> **Requirement**:
Copy out every line of the data below word for word, leaving each one unchanged.

[Entries drawn from a collection]
══════

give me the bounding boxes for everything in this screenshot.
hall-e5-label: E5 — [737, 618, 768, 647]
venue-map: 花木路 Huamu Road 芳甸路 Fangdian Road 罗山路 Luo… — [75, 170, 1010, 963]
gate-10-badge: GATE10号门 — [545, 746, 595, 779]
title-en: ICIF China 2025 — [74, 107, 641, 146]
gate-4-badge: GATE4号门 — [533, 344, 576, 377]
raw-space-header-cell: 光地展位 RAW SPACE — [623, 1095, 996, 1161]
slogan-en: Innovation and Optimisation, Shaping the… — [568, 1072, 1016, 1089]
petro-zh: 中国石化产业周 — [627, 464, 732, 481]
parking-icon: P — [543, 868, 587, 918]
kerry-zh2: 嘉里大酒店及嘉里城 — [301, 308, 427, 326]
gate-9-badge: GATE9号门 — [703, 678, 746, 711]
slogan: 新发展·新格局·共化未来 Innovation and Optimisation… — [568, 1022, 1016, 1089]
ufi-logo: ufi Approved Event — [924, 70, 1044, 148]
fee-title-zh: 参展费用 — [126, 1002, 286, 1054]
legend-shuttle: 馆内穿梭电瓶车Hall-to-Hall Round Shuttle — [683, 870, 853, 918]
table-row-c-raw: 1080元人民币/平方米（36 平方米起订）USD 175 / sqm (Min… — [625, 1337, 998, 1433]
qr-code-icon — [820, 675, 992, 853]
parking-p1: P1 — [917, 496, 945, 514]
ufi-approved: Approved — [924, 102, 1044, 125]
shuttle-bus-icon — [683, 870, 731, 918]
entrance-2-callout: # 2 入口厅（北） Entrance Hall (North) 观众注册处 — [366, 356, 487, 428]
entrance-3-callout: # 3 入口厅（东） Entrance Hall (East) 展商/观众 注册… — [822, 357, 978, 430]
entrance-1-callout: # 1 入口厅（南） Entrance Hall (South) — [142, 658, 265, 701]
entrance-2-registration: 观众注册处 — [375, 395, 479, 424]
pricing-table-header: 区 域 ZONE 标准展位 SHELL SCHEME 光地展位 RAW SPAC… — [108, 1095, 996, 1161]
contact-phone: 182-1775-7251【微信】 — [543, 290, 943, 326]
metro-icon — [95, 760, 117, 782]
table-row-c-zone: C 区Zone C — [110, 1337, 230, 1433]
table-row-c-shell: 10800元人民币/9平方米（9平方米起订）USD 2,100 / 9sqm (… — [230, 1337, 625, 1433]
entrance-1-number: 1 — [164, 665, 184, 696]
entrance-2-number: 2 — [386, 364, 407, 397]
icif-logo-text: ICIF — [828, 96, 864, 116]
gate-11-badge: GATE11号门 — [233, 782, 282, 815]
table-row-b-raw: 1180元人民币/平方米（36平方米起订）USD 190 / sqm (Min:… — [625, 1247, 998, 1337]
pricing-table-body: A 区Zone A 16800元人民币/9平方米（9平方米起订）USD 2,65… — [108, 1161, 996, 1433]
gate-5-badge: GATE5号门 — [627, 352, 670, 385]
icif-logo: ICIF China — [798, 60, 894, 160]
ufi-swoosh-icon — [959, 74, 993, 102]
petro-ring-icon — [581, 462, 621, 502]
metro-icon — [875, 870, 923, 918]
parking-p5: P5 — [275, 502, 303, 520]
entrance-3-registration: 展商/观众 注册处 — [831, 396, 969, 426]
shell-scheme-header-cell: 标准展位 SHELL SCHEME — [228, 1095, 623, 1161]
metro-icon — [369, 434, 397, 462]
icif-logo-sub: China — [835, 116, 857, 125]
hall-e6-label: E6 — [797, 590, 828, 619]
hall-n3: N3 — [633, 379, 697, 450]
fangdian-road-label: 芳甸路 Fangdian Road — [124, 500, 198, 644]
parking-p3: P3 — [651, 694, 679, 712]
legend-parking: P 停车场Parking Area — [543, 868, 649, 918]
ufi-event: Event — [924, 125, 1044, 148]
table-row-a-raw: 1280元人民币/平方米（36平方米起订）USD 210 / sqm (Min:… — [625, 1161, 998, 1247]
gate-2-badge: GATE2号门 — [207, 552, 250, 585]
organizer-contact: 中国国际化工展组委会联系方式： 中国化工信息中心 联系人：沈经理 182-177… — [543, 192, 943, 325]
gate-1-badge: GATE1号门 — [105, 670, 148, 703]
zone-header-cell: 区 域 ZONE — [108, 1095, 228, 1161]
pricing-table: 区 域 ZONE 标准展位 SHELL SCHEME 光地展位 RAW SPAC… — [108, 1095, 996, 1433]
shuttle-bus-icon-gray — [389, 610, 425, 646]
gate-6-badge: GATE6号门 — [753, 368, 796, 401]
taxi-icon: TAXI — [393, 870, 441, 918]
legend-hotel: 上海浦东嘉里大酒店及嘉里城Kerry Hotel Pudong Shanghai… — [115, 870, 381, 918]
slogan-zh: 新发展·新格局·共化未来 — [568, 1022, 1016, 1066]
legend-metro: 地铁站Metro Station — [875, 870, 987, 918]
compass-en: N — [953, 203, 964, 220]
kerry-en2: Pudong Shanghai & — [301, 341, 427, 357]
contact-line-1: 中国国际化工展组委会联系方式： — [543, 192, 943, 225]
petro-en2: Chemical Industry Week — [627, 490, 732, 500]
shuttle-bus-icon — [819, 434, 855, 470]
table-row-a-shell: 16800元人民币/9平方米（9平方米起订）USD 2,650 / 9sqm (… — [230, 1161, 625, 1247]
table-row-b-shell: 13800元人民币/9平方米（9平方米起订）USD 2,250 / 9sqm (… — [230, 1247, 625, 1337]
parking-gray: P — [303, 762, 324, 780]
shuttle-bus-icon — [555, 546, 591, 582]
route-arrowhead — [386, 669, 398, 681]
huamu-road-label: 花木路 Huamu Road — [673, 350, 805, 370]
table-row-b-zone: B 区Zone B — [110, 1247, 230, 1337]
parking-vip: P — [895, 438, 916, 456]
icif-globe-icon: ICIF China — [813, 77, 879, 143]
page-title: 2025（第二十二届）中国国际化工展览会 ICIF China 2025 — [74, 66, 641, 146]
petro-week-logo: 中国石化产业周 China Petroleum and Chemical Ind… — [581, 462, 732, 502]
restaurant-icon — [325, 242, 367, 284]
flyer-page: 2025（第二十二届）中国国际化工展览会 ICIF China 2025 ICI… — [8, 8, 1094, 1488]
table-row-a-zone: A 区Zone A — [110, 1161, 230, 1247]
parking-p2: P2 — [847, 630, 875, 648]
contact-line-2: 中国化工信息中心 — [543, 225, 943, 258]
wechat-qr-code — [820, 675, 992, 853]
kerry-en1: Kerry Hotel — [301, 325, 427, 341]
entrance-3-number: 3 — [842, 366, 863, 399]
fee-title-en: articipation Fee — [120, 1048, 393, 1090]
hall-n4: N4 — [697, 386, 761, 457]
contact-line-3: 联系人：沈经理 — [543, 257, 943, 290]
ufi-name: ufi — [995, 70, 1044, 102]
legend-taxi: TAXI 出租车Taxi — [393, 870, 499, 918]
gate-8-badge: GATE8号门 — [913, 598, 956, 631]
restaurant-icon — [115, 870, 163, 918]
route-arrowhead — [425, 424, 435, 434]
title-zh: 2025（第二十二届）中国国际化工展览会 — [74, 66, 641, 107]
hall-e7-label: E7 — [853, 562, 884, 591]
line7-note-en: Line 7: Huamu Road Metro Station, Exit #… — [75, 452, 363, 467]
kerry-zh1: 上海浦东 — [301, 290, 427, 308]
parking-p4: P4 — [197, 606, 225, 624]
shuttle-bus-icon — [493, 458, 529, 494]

══════

> **Result below**:
give me the bounding boxes for everything in this screenshot.
hall-e5-label: E5 — [737, 618, 768, 647]
venue-map: 花木路 Huamu Road 芳甸路 Fangdian Road 罗山路 Luo… — [75, 170, 1010, 963]
gate-10-badge: GATE10号门 — [545, 746, 595, 779]
title-en: ICIF China 2025 — [74, 107, 641, 146]
gate-4-badge: GATE4号门 — [533, 344, 576, 377]
raw-space-header-cell: 光地展位 RAW SPACE — [623, 1095, 996, 1161]
slogan-en: Innovation and Optimisation, Shaping the… — [568, 1072, 1016, 1089]
petro-zh: 中国石化产业周 — [627, 464, 732, 481]
parking-icon: P — [543, 868, 587, 918]
kerry-zh2: 嘉里大酒店及嘉里城 — [301, 308, 427, 326]
gate-9-badge: GATE9号门 — [703, 678, 746, 711]
slogan: 新发展·新格局·共化未来 Innovation and Optimisation… — [568, 1022, 1016, 1089]
ufi-logo: ufi Approved Event — [924, 70, 1044, 148]
fee-title-zh: 参展费用 — [126, 1002, 286, 1054]
legend-shuttle: 馆内穿梭电瓶车Hall-to-Hall Round Shuttle — [683, 870, 853, 918]
table-row-c-raw: 1080元人民币/平方米（36 平方米起订）USD 175 / sqm (Min… — [625, 1337, 998, 1433]
qr-code-icon — [820, 675, 992, 853]
parking-p1: P1 — [917, 496, 945, 514]
ufi-approved: Approved — [924, 102, 1044, 125]
shuttle-bus-icon — [683, 870, 731, 918]
entrance-2-callout: # 2 入口厅（北） Entrance Hall (North) 观众注册处 — [366, 356, 487, 428]
entrance-3-callout: # 3 入口厅（东） Entrance Hall (East) 展商/观众 注册… — [822, 357, 978, 430]
entrance-1-callout: # 1 入口厅（南） Entrance Hall (South) — [142, 658, 265, 701]
entrance-2-registration: 观众注册处 — [375, 395, 479, 424]
pricing-table-header: 区 域 ZONE 标准展位 SHELL SCHEME 光地展位 RAW SPAC… — [108, 1095, 996, 1161]
contact-phone: 182-1775-7251【微信】 — [543, 290, 943, 326]
metro-icon — [95, 760, 117, 782]
table-row-c-zone: C 区Zone C — [110, 1337, 230, 1433]
table-row-c-shell: 10800元人民币/9平方米（9平方米起订）USD 2,100 / 9sqm (… — [230, 1337, 625, 1433]
entrance-1-number: 1 — [164, 665, 184, 696]
entrance-2-number: 2 — [386, 364, 407, 397]
icif-logo-text: ICIF — [828, 96, 864, 116]
gate-11-badge: GATE11号门 — [233, 782, 282, 815]
table-row-b-raw: 1180元人民币/平方米（36平方米起订）USD 190 / sqm (Min:… — [625, 1247, 998, 1337]
pricing-table-body: A 区Zone A 16800元人民币/9平方米（9平方米起订）USD 2,65… — [108, 1161, 996, 1433]
gate-5-badge: GATE5号门 — [627, 352, 670, 385]
icif-logo: ICIF China — [798, 60, 894, 160]
ufi-swoosh-icon — [959, 74, 993, 102]
petro-ring-icon — [581, 462, 621, 502]
metro-icon — [875, 870, 923, 918]
parking-p5: P5 — [275, 502, 303, 520]
entrance-3-registration: 展商/观众 注册处 — [831, 396, 969, 426]
shell-scheme-header-cell: 标准展位 SHELL SCHEME — [228, 1095, 623, 1161]
metro-icon — [369, 434, 397, 462]
icif-logo-sub: China — [835, 116, 857, 125]
hall-e6-label: E6 — [797, 590, 828, 619]
hall-n3: N3 — [633, 379, 697, 450]
fangdian-road-label: 芳甸路 Fangdian Road — [124, 500, 198, 644]
parking-p3: P3 — [651, 694, 679, 712]
legend-parking: P 停车场Parking Area — [543, 868, 649, 918]
ufi-event: Event — [924, 125, 1044, 148]
table-row-a-raw: 1280元人民币/平方米（36平方米起订）USD 210 / sqm (Min:… — [625, 1161, 998, 1247]
gate-2-badge: GATE2号门 — [207, 552, 250, 585]
organizer-contact: 中国国际化工展组委会联系方式： 中国化工信息中心 联系人：沈经理 182-177… — [543, 192, 943, 325]
gate-1-badge: GATE1号门 — [105, 670, 148, 703]
zone-header-cell: 区 域 ZONE — [108, 1095, 228, 1161]
pricing-table: 区 域 ZONE 标准展位 SHELL SCHEME 光地展位 RAW SPAC… — [108, 1095, 996, 1433]
shuttle-bus-icon-gray — [389, 610, 425, 646]
gate-6-badge: GATE6号门 — [753, 368, 796, 401]
taxi-icon: TAXI — [393, 870, 441, 918]
legend-hotel: 上海浦东嘉里大酒店及嘉里城Kerry Hotel Pudong Shanghai… — [115, 870, 381, 918]
slogan-zh: 新发展·新格局·共化未来 — [568, 1022, 1016, 1066]
legend-metro: 地铁站Metro Station — [875, 870, 987, 918]
compass-en: N — [953, 203, 964, 220]
kerry-en2: Pudong Shanghai & — [301, 341, 427, 357]
contact-line-1: 中国国际化工展组委会联系方式： — [543, 192, 943, 225]
petro-en2: Chemical Industry Week — [627, 490, 732, 500]
shuttle-bus-icon — [819, 434, 855, 470]
table-row-a-shell: 16800元人民币/9平方米（9平方米起订）USD 2,650 / 9sqm (… — [230, 1161, 625, 1247]
table-row-b-shell: 13800元人民币/9平方米（9平方米起订）USD 2,250 / 9sqm (… — [230, 1247, 625, 1337]
parking-gray: P — [303, 762, 324, 780]
shuttle-bus-icon — [555, 546, 591, 582]
route-arrowhead — [386, 669, 398, 681]
huamu-road-label: 花木路 Huamu Road — [673, 350, 805, 370]
table-row-b-zone: B 区Zone B — [110, 1247, 230, 1337]
parking-vip: P — [895, 438, 916, 456]
icif-globe-icon: ICIF China — [813, 77, 879, 143]
page-title: 2025（第二十二届）中国国际化工展览会 ICIF China 2025 — [74, 66, 641, 146]
petro-week-logo: 中国石化产业周 China Petroleum and Chemical Ind… — [581, 462, 732, 502]
restaurant-icon — [325, 242, 367, 284]
flyer-page: 2025（第二十二届）中国国际化工展览会 ICIF China 2025 ICI… — [8, 8, 1094, 1488]
table-row-a-zone: A 区Zone A — [110, 1161, 230, 1247]
parking-p2: P2 — [847, 630, 875, 648]
contact-line-2: 中国化工信息中心 — [543, 225, 943, 258]
wechat-qr-code — [820, 675, 992, 853]
kerry-en1: Kerry Hotel — [301, 325, 427, 341]
entrance-3-number: 3 — [842, 366, 863, 399]
fee-title-en: articipation Fee — [120, 1048, 393, 1090]
hall-n4: N4 — [697, 386, 761, 457]
contact-line-3: 联系人：沈经理 — [543, 257, 943, 290]
ufi-name: ufi — [995, 70, 1044, 102]
legend-taxi: TAXI 出租车Taxi — [393, 870, 499, 918]
gate-8-badge: GATE8号门 — [913, 598, 956, 631]
restaurant-icon — [115, 870, 163, 918]
route-arrowhead — [425, 424, 435, 434]
title-zh: 2025（第二十二届）中国国际化工展览会 — [74, 66, 641, 107]
hall-e7-label: E7 — [853, 562, 884, 591]
line7-note-en: Line 7: Huamu Road Metro Station, Exit #… — [75, 452, 363, 467]
kerry-zh1: 上海浦东 — [301, 290, 427, 308]
parking-p4: P4 — [197, 606, 225, 624]
shuttle-bus-icon — [493, 458, 529, 494]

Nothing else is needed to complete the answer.